--- START OF Entries provided ---

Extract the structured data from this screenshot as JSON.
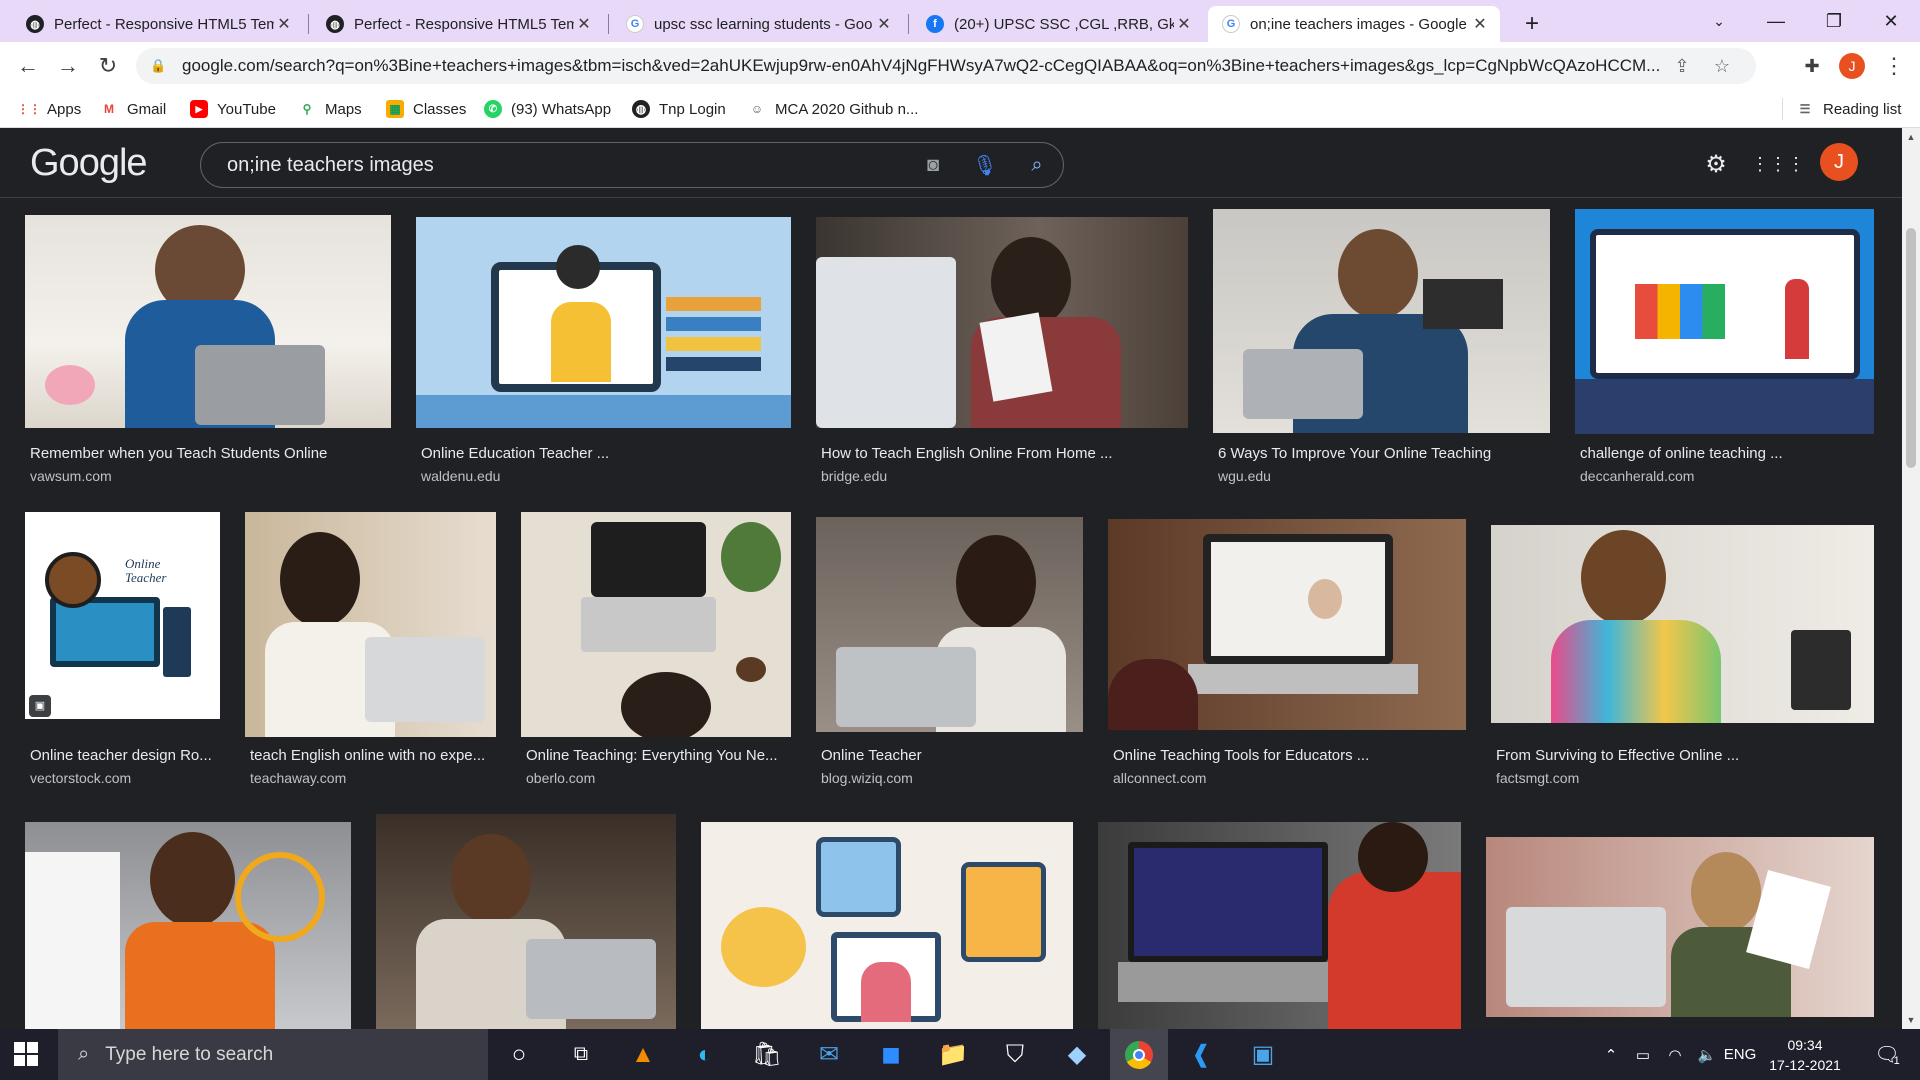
{
  "browser": {
    "tabs": [
      {
        "title": "Perfect - Responsive HTML5 Tem",
        "icon": "globe-icon",
        "active": false
      },
      {
        "title": "Perfect - Responsive HTML5 Tem",
        "icon": "globe-icon",
        "active": false
      },
      {
        "title": "upsc ssc learning students - Goo",
        "icon": "google-icon",
        "active": false
      },
      {
        "title": "(20+) UPSC SSC ,CGL ,RRB, Gk &",
        "icon": "facebook-icon",
        "active": false
      },
      {
        "title": "on;ine teachers images - Google",
        "icon": "google-icon",
        "active": true
      }
    ],
    "url": "google.com/search?q=on%3Bine+teachers+images&tbm=isch&ved=2ahUKEwjup9rw-en0AhV4jNgFHWsyA7wQ2-cCegQIABAA&oq=on%3Bine+teachers+images&gs_lcp=CgNpbWcQAzoHCCM...",
    "profile_initial": "J",
    "bookmarks": [
      {
        "label": "Apps",
        "icon": "apps-grid-icon"
      },
      {
        "label": "Gmail",
        "icon": "gmail-icon"
      },
      {
        "label": "YouTube",
        "icon": "youtube-icon"
      },
      {
        "label": "Maps",
        "icon": "maps-pin-icon"
      },
      {
        "label": "Classes",
        "icon": "classroom-icon"
      },
      {
        "label": "(93) WhatsApp",
        "icon": "whatsapp-icon"
      },
      {
        "label": "Tnp Login",
        "icon": "globe-icon"
      },
      {
        "label": "MCA 2020 Github n...",
        "icon": "github-icon"
      }
    ],
    "reading_list": "Reading list"
  },
  "google": {
    "logo": "Google",
    "query": "on;ine teachers images",
    "account_initial": "J"
  },
  "results": [
    {
      "caption": "Remember when you Teach Students Online",
      "source": "vawsum.com"
    },
    {
      "caption": "Online Education Teacher ...",
      "source": "waldenu.edu"
    },
    {
      "caption": "How to Teach English Online From Home ...",
      "source": "bridge.edu"
    },
    {
      "caption": "6 Ways To Improve Your Online Teaching",
      "source": "wgu.edu"
    },
    {
      "caption": "challenge of online teaching ...",
      "source": "deccanherald.com"
    },
    {
      "caption": "Online teacher design Ro...",
      "source": "vectorstock.com"
    },
    {
      "caption": "teach English online with no expe...",
      "source": "teachaway.com"
    },
    {
      "caption": "Online Teaching: Everything You Ne...",
      "source": "oberlo.com"
    },
    {
      "caption": "Online Teacher",
      "source": "blog.wiziq.com"
    },
    {
      "caption": "Online Teaching Tools for Educators ...",
      "source": "allconnect.com"
    },
    {
      "caption": "From Surviving to Effective Online ...",
      "source": "factsmgt.com"
    }
  ],
  "thumbnail_text": {
    "online_teacher_art": "Online Teacher"
  },
  "taskbar": {
    "search_placeholder": "Type here to search",
    "language": "ENG",
    "time": "09:34",
    "date": "17-12-2021",
    "notification_count": "1"
  },
  "colors": {
    "tab_strip": "#e8d9f8",
    "google_dark_bg": "#202124",
    "avatar": "#e8501f",
    "taskbar": "#1f1f2b"
  }
}
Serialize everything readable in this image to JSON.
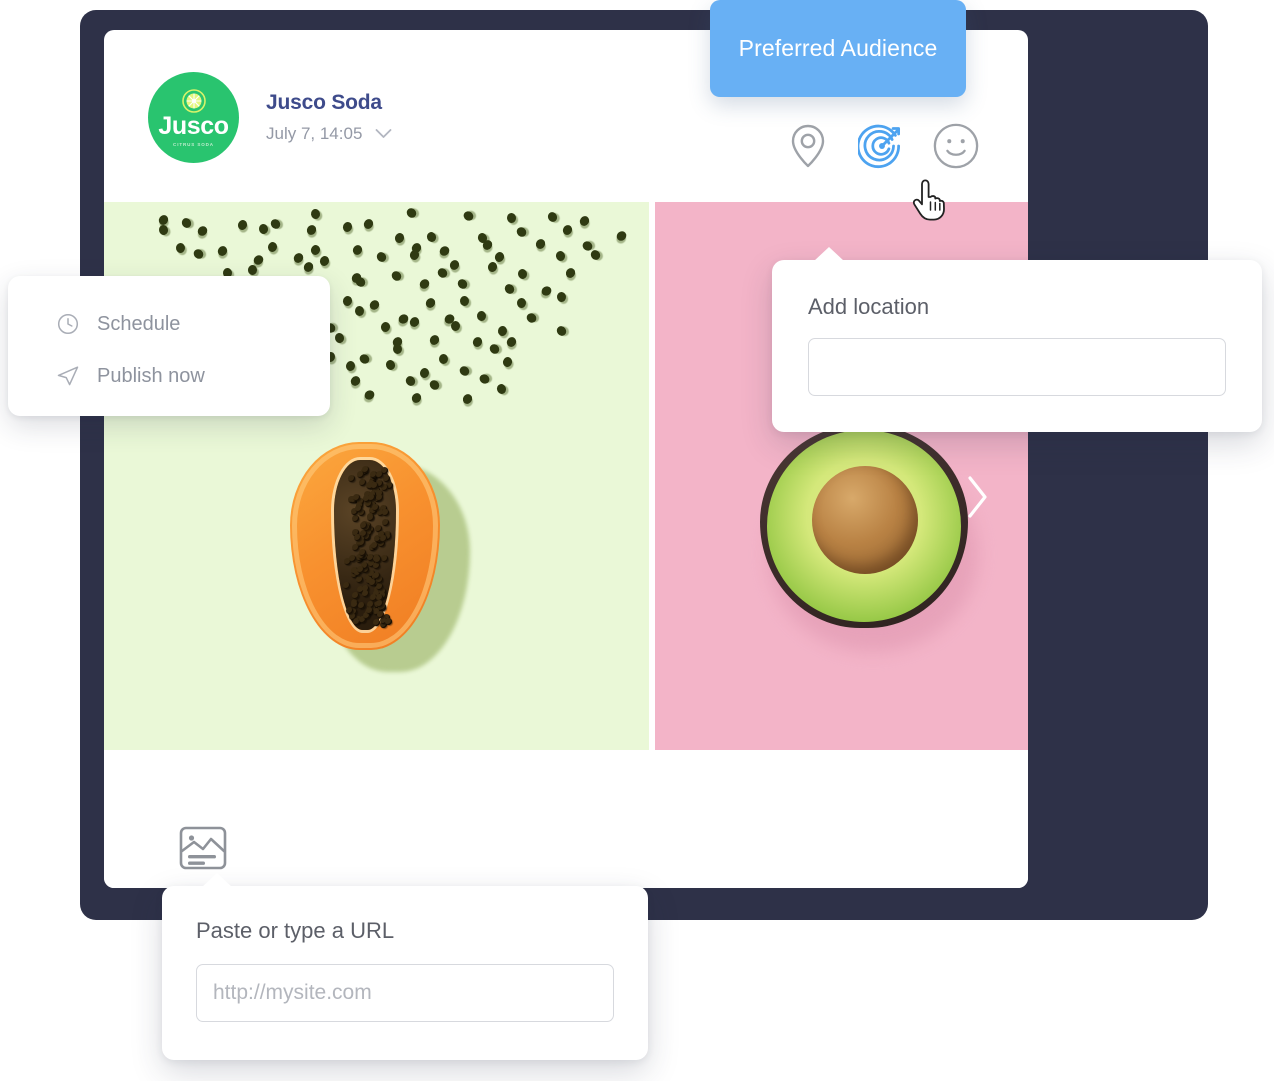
{
  "brand": {
    "avatar_logo_text": "Jusco",
    "avatar_logo_subtext": "CITRUS SODA",
    "avatar_icon": "citrus-slice-icon",
    "name": "Jusco Soda",
    "post_datetime": "July 7, 14:05",
    "datetime_chevron_icon": "chevron-down-icon"
  },
  "header_actions": [
    {
      "icon": "location-pin-icon",
      "name": "add-location-button",
      "state": "inactive"
    },
    {
      "icon": "target-audience-icon",
      "name": "preferred-audience-button",
      "state": "active"
    },
    {
      "icon": "smiley-face-icon",
      "name": "emoji-button",
      "state": "inactive"
    }
  ],
  "tooltip": {
    "label": "Preferred Audience",
    "background": "#68b0f4",
    "text_color": "#ffffff"
  },
  "publish_menu": {
    "items": [
      {
        "label": "Schedule",
        "icon": "clock-icon",
        "name": "schedule-menu-item"
      },
      {
        "label": "Publish now",
        "icon": "send-paper-plane-icon",
        "name": "publish-now-menu-item"
      }
    ]
  },
  "location_popover": {
    "title": "Add location",
    "input_value": "",
    "input_placeholder": ""
  },
  "url_popover": {
    "title": "Paste or type a URL",
    "input_value": "",
    "input_placeholder": "http://mysite.com"
  },
  "media": {
    "attach_icon": "image-media-icon",
    "next_icon": "chevron-right-icon",
    "slides": [
      {
        "name": "papaya-slide",
        "subject": "papaya-half",
        "background": "#eaf8d7"
      },
      {
        "name": "avocado-slide",
        "subject": "avocado-half",
        "background": "#f3b4c8"
      }
    ]
  },
  "cursor": {
    "icon": "pointing-hand-cursor"
  },
  "colors": {
    "brand_green": "#29c46f",
    "brand_navy": "#3e4b8b",
    "accent_blue": "#4da3f0",
    "frame_navy": "#2e3148",
    "muted_text": "#9499a6"
  }
}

--- END OF Entries provided ---

Given request: Transcribe the material exactly, keeping every word and none of the pictures.

Result of the task:
Extract the structured data from this screenshot as JSON.
{
  "browser": {
    "tabs": [
      {
        "title": "Perfect - Responsive HTML5 Tem",
        "icon": "globe-icon",
        "active": false
      },
      {
        "title": "Perfect - Responsive HTML5 Tem",
        "icon": "globe-icon",
        "active": false
      },
      {
        "title": "upsc ssc learning students - Goo",
        "icon": "google-icon",
        "active": false
      },
      {
        "title": "(20+) UPSC SSC ,CGL ,RRB, Gk &",
        "icon": "facebook-icon",
        "active": false
      },
      {
        "title": "on;ine teachers images - Google",
        "icon": "google-icon",
        "active": true
      }
    ],
    "url": "google.com/search?q=on%3Bine+teachers+images&tbm=isch&ved=2ahUKEwjup9rw-en0AhV4jNgFHWsyA7wQ2-cCegQIABAA&oq=on%3Bine+teachers+images&gs_lcp=CgNpbWcQAzoHCCM...",
    "profile_initial": "J",
    "bookmarks": [
      {
        "label": "Apps",
        "icon": "apps-grid-icon"
      },
      {
        "label": "Gmail",
        "icon": "gmail-icon"
      },
      {
        "label": "YouTube",
        "icon": "youtube-icon"
      },
      {
        "label": "Maps",
        "icon": "maps-pin-icon"
      },
      {
        "label": "Classes",
        "icon": "classroom-icon"
      },
      {
        "label": "(93) WhatsApp",
        "icon": "whatsapp-icon"
      },
      {
        "label": "Tnp Login",
        "icon": "globe-icon"
      },
      {
        "label": "MCA 2020 Github n...",
        "icon": "github-icon"
      }
    ],
    "reading_list": "Reading list"
  },
  "google": {
    "logo": "Google",
    "query": "on;ine teachers images",
    "account_initial": "J"
  },
  "results": [
    {
      "caption": "Remember when you Teach Students Online",
      "source": "vawsum.com"
    },
    {
      "caption": "Online Education Teacher ...",
      "source": "waldenu.edu"
    },
    {
      "caption": "How to Teach English Online From Home ...",
      "source": "bridge.edu"
    },
    {
      "caption": "6 Ways To Improve Your Online Teaching",
      "source": "wgu.edu"
    },
    {
      "caption": "challenge of online teaching ...",
      "source": "deccanherald.com"
    },
    {
      "caption": "Online teacher design Ro...",
      "source": "vectorstock.com"
    },
    {
      "caption": "teach English online with no expe...",
      "source": "teachaway.com"
    },
    {
      "caption": "Online Teaching: Everything You Ne...",
      "source": "oberlo.com"
    },
    {
      "caption": "Online Teacher",
      "source": "blog.wiziq.com"
    },
    {
      "caption": "Online Teaching Tools for Educators ...",
      "source": "allconnect.com"
    },
    {
      "caption": "From Surviving to Effective Online ...",
      "source": "factsmgt.com"
    }
  ],
  "thumbnail_text": {
    "online_teacher_art": "Online Teacher"
  },
  "taskbar": {
    "search_placeholder": "Type here to search",
    "language": "ENG",
    "time": "09:34",
    "date": "17-12-2021",
    "notification_count": "1"
  },
  "colors": {
    "tab_strip": "#e8d9f8",
    "google_dark_bg": "#202124",
    "avatar": "#e8501f",
    "taskbar": "#1f1f2b"
  }
}
Serialize everything readable in this image to JSON.
{
  "brand": {
    "avatar_logo_text": "Jusco",
    "avatar_logo_subtext": "CITRUS SODA",
    "avatar_icon": "citrus-slice-icon",
    "name": "Jusco Soda",
    "post_datetime": "July 7, 14:05",
    "datetime_chevron_icon": "chevron-down-icon"
  },
  "header_actions": [
    {
      "icon": "location-pin-icon",
      "name": "add-location-button",
      "state": "inactive"
    },
    {
      "icon": "target-audience-icon",
      "name": "preferred-audience-button",
      "state": "active"
    },
    {
      "icon": "smiley-face-icon",
      "name": "emoji-button",
      "state": "inactive"
    }
  ],
  "tooltip": {
    "label": "Preferred Audience",
    "background": "#68b0f4",
    "text_color": "#ffffff"
  },
  "publish_menu": {
    "items": [
      {
        "label": "Schedule",
        "icon": "clock-icon",
        "name": "schedule-menu-item"
      },
      {
        "label": "Publish now",
        "icon": "send-paper-plane-icon",
        "name": "publish-now-menu-item"
      }
    ]
  },
  "location_popover": {
    "title": "Add location",
    "input_value": "",
    "input_placeholder": ""
  },
  "url_popover": {
    "title": "Paste or type a URL",
    "input_value": "",
    "input_placeholder": "http://mysite.com"
  },
  "media": {
    "attach_icon": "image-media-icon",
    "next_icon": "chevron-right-icon",
    "slides": [
      {
        "name": "papaya-slide",
        "subject": "papaya-half",
        "background": "#eaf8d7"
      },
      {
        "name": "avocado-slide",
        "subject": "avocado-half",
        "background": "#f3b4c8"
      }
    ]
  },
  "cursor": {
    "icon": "pointing-hand-cursor"
  },
  "colors": {
    "brand_green": "#29c46f",
    "brand_navy": "#3e4b8b",
    "accent_blue": "#4da3f0",
    "frame_navy": "#2e3148",
    "muted_text": "#9499a6"
  }
}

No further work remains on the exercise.